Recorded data

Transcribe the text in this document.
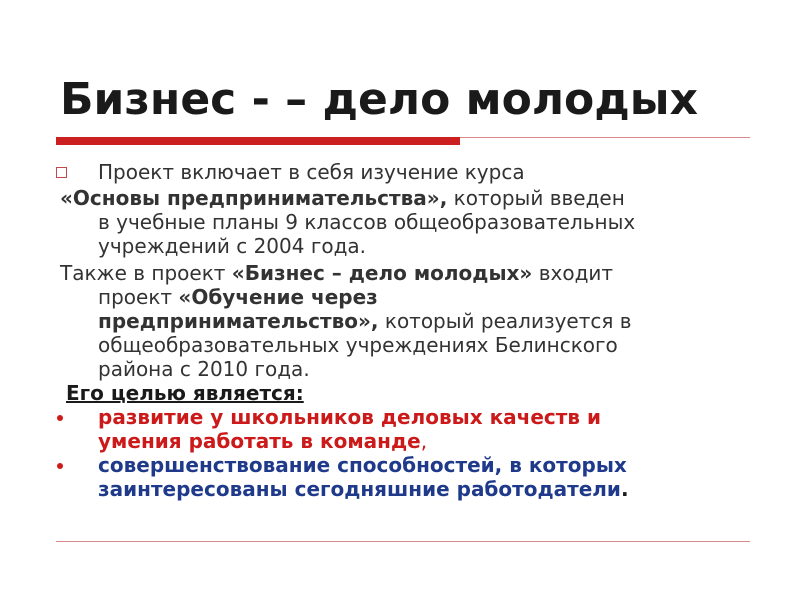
Бизнес - – дело молодых
Проект включает в себя изучение курса
«Основы предпринимательства», который введен
в учебные планы 9 классов общеобразовательных
учреждений с 2004 года.
Также в проект «Бизнес – дело молодых» входит
проект «Обучение через
предпринимательство», который реализуется в
общеобразовательных учреждениях Белинского
района с 2010 года.
Его целью является:
развитие у школьников деловых качеств и
умения работать в команде,
совершенствование способностей, в которых
заинтересованы сегодняшние работодатели.
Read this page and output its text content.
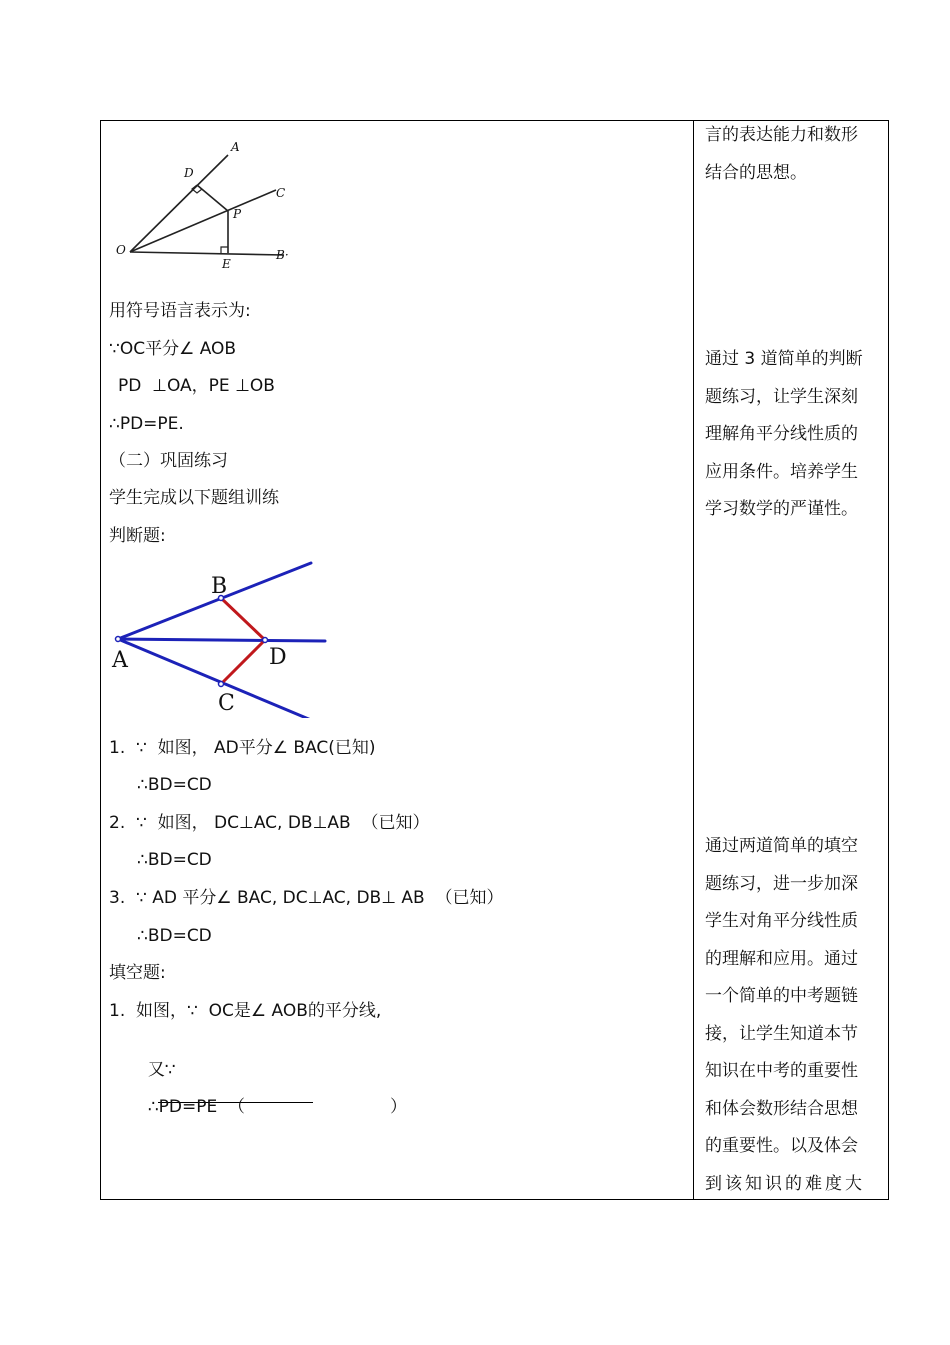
A
C
D
P
O
E
B·
用符号语言表示为:
∵OC平分∠ AOB
PD  ⊥OA，PE ⊥OB
∴PD=PE.
（二）巩固练习
学生完成以下题组训练
判断题:
B
A	D
C
1.  ∵  如图， AD平分∠ BAC(已知)
∴BD=CD
2.  ∵  如图， DC⊥AC, DB⊥AB  （已知）
∴BD=CD
3.  ∵ AD 平分∠ BAC, DC⊥AC, DB⊥ AB  （已知）
∴BD=CD
填空题:
1.  如图，∵  OC是∠ AOB的平分线,

又∵

∴PD=PE  （	）

言的表达能力和数形
结合的思想。
通过 3 道简单的判断
题练习，让学生深刻
理解角平分线性质的
应用条件。培养学生
学习数学的严谨性。
通过两道简单的填空
题练习，进一步加深
学生对角平分线性质
的理解和应用。通过
一个简单的中考题链
接，让学生知道本节
知识在中考的重要性
和体会数形结合思想
的重要性。以及体会
到该知识的难度大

Goal
Quote all of the entries word for word, omitting any pictures.

Full output
Transcribe the text in this document.
Бизнес - – дело молодых
Проект включает в себя изучение курса
«Основы предпринимательства», который введен
в учебные планы 9 классов общеобразовательных
учреждений с 2004 года.
Также в проект «Бизнес – дело молодых» входит
проект «Обучение через
предпринимательство», который реализуется в
общеобразовательных учреждениях Белинского
района с 2010 года.
Его целью является:
развитие у школьников деловых качеств и
умения работать в команде,
совершенствование способностей, в которых
заинтересованы сегодняшние работодатели.
Read this page and output its text content.
A
C
D
P
O
E
B·
用符号语言表示为:
∵OC平分∠ AOB
PD  ⊥OA，PE ⊥OB
∴PD=PE.
（二）巩固练习
学生完成以下题组训练
判断题:
B
A	D
C
1.  ∵  如图， AD平分∠ BAC(已知)
∴BD=CD
2.  ∵  如图， DC⊥AC, DB⊥AB  （已知）
∴BD=CD
3.  ∵ AD 平分∠ BAC, DC⊥AC, DB⊥ AB  （已知）
∴BD=CD
填空题:
1.  如图，∵  OC是∠ AOB的平分线,

又∵

∴PD=PE  （	）

言的表达能力和数形
结合的思想。
通过 3 道简单的判断
题练习，让学生深刻
理解角平分线性质的
应用条件。培养学生
学习数学的严谨性。
通过两道简单的填空
题练习，进一步加深
学生对角平分线性质
的理解和应用。通过
一个简单的中考题链
接，让学生知道本节
知识在中考的重要性
和体会数形结合思想
的重要性。以及体会
到该知识的难度大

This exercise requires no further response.